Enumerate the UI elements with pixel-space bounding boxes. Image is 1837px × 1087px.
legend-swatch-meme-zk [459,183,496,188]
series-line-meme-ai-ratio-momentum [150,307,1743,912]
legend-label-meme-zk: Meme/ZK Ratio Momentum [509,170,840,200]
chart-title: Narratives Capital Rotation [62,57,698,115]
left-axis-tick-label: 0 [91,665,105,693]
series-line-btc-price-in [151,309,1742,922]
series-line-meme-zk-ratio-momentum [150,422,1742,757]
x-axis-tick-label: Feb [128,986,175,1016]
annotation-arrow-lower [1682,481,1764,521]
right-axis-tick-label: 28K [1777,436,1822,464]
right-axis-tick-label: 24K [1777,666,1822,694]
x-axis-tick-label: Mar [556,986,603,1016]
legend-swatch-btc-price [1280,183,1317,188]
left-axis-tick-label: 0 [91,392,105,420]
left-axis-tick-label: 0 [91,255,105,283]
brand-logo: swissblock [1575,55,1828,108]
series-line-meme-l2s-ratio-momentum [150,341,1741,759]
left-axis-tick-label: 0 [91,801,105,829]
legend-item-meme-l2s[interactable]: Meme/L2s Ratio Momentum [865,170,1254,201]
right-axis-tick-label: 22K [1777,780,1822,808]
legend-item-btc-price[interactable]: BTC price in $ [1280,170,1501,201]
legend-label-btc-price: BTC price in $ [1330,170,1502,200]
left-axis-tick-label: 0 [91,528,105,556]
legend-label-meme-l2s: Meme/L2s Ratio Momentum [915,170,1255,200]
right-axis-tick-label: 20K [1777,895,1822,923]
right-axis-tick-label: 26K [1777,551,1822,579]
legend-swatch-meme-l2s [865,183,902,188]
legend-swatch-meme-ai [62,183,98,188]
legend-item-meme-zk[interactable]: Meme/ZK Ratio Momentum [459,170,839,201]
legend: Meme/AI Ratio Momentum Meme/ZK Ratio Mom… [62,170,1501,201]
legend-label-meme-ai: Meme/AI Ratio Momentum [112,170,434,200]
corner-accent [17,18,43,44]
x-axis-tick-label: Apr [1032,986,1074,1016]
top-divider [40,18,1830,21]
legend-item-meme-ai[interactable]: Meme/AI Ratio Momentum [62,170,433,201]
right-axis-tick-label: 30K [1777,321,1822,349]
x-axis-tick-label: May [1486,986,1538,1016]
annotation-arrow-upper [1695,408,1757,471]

........

Rewrite the material from its start through the line containing "legend-label-meme-zk: Meme/ZK Ratio", replacing "Enumerate" with "List" and leaving everything else as it is.

Exercise solution:
List the UI elements with pixel-space bounding boxes. Image is 1837px × 1087px.
legend-swatch-meme-zk [459,183,496,188]
series-line-meme-ai-ratio-momentum [150,307,1743,912]
legend-label-meme-zk: Meme/ZK Ratio Momentum [509,170,840,200]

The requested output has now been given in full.